Stated exercise: Reproduce the article on cryptocurrency anonymity and NFTs in full, word for word.

Text to read:
Ed Zitron 8 min read

In 2021, cybercriminals laundered billions through the blockchain:

Mining pools, high-risk exchanges, and mixers also saw substantial increases in value received from illicit addresses, the report said. Mixers typically combine potentially identifiable or tainted cryptocurrency funds with others, so as to conceal the trail to the fund's original source.

That’s because crypto is, by default, an incredible place to hide money, despite the public nature of the blockchain. As Martin Cheek said in Fortune:

Although transactions are recorded on a public ledger, purchasers can remain anonymous, a huge boon for anyone looking to discreetly wash assets. There’s no mechanism in place to prevent launderers from creating multiple accounts and transferring assets between them to further obfuscate the trail.

NFTs (non-fungible tokens) are an interesting inflection point for crypto-anonymity - while previously you’d want to keep your tokens relatively private to avoid potential bad actors, the very nature of an NFT is that you want to show it off. Depending on the NFT, they could be worth anywhere from a few thousand to a few hundred thousand dollars, and depending on the type of person you are, you may want people to know your real identity so that they know how cool you are for owning a monkey with a crown.

However, past a certain point of wealth, you actively want to avoid public knowledge of exactly how much you have, which is made problematic by a publicly-available ledger of literally every transaction you’ve made. Not simply because of the taxation on the NFT sales themselves, but the question as to when taxable events occur on the blockchain - is it literally every transaction? Or only sales? What counts as a “sale”? And if you’re getting a cut of each sale, and you’re selling something popular, does that tax liability connect with other people’s transactions that you benefit from?

This is why I believe the founders of the Bored Ape Yacht Club (henceforth BAYC) wanted to stay anonymous. The BAYC tokens have an astounding 3 billion dollar market cap, buoyed in part by celebrity NFT “purchases” funded by questionable crypto companies. They have cut licensing deals with everything from athletic brands to marijuana companies. Their owners receive a 2.5% cut of every sale in perpetuity, and as long as these monkeys keep selling, they keep profiting.

Listing:
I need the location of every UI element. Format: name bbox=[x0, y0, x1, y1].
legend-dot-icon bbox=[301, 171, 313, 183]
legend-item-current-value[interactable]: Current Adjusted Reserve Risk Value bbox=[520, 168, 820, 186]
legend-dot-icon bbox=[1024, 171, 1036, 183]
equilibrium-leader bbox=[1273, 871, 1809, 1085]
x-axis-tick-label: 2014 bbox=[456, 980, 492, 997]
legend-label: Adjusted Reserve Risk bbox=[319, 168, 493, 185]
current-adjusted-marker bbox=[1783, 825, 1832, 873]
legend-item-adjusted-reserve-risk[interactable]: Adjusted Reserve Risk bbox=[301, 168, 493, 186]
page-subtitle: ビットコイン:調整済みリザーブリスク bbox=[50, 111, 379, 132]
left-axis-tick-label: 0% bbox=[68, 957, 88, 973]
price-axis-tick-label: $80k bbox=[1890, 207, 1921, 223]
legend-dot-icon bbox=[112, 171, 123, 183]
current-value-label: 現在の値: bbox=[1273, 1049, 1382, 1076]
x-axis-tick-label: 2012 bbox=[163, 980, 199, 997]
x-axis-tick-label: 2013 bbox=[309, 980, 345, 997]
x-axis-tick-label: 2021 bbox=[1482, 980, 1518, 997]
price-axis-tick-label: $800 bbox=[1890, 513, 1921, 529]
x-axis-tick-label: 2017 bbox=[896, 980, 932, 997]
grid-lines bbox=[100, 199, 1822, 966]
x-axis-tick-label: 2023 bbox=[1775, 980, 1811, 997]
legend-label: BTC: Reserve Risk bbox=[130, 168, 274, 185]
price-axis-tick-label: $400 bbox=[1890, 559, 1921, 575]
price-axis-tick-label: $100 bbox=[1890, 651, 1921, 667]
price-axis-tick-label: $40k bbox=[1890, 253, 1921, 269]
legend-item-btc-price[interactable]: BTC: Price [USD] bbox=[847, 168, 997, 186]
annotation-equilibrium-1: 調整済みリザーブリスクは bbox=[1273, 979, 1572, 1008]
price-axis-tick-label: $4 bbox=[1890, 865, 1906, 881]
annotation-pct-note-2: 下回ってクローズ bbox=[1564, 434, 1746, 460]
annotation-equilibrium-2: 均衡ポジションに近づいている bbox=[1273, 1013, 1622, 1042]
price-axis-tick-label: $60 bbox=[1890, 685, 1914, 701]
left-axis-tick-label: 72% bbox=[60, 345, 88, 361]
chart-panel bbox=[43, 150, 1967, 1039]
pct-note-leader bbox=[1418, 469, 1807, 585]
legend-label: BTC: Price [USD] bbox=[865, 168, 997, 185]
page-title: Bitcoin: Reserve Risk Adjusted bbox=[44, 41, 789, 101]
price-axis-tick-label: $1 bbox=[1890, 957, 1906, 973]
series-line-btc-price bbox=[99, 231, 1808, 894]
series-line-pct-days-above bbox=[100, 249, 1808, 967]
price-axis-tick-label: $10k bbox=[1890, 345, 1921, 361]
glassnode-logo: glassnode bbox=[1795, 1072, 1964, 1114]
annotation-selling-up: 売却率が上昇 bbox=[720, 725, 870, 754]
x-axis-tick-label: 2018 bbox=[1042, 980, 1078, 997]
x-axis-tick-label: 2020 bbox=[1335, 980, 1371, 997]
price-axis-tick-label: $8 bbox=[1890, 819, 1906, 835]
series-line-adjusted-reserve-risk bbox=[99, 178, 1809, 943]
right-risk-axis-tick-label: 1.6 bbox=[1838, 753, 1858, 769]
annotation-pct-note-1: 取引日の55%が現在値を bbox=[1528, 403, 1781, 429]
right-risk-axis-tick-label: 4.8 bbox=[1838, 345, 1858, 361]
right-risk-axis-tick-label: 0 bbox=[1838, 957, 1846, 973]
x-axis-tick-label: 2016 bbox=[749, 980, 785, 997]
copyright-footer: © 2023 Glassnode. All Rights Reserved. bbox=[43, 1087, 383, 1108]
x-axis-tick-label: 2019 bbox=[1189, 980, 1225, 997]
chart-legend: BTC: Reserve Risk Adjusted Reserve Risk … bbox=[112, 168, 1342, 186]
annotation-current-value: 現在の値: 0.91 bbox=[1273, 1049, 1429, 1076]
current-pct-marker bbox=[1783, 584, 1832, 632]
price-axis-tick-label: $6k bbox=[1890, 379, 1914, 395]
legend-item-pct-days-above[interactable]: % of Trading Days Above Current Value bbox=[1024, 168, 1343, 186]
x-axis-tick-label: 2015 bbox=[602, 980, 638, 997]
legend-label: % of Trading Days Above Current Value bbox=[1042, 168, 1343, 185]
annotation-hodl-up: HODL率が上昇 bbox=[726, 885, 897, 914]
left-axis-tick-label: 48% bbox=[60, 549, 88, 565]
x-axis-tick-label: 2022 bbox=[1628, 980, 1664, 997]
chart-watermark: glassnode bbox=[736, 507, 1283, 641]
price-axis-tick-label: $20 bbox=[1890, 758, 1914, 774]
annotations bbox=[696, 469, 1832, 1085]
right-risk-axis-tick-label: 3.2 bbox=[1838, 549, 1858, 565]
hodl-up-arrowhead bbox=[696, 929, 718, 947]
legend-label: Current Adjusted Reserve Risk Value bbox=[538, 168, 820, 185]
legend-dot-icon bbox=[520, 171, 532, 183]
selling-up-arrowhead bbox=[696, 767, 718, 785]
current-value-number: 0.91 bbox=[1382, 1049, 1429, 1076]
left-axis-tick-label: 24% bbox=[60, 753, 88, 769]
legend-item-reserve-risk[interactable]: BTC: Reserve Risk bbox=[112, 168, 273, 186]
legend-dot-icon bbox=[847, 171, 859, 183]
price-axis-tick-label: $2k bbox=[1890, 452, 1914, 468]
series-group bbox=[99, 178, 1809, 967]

Exercise result:
Ed Zitron 8 min read

In 2021, cybercriminals laundered billions through the blockchain:

Mining pools, high-risk exchanges, and mixers also saw substantial increases in value received from illicit addresses, the report said. Mixers typically combine potentially identifiable or tainted cryptocurrency funds with others, so as to conceal the trail to the fund's original source.

That’s because crypto is, by default, an incredible place to hide money, despite the public nature of the blockchain. As Martin Cheek said in Fortune:

Although transactions are recorded on a public ledger, purchasers can remain anonymous, a huge boon for anyone looking to discreetly wash assets. There’s no mechanism in place to prevent launderers from creating multiple accounts and transferring assets between them to further obfuscate the trail.

NFTs (non-fungible tokens) are an interesting inflection point for crypto-anonymity - while previously you’d want to keep your tokens relatively private to avoid potential bad actors, the very nature of an NFT is that you want to show it off. Depending on the NFT, they could be worth anywhere from a few thousand to a few hundred thousand dollars, and depending on the type of person you are, you may want people to know your real identity so that they know how cool you are for owning a monkey with a crown.

However, past a certain point of wealth, you actively want to avoid public knowledge of exactly how much you have, which is made problematic by a publicly-available ledger of literally every transaction you’ve made. Not simply because of the taxation on the NFT sales themselves, but the question as to when taxable events occur on the blockchain - is it literally every transaction? Or only sales? What counts as a “sale”? And if you’re getting a cut of each sale, and you’re selling something popular, does that tax liability connect with other people’s transactions that you benefit from?

This is why I believe the founders of the Bored Ape Yacht Club (henceforth BAYC) wanted to stay anonymous. The BAYC tokens have an astounding 3 billion dollar market cap, buoyed in part by celebrity NFT “purchases” funded by questionable crypto companies. They have cut licensing deals with everything from athletic brands to marijuana companies. Their owners receive a 2.5% cut of every sale in perpetuity, and as long as these monkeys keep selling, they keep profiting.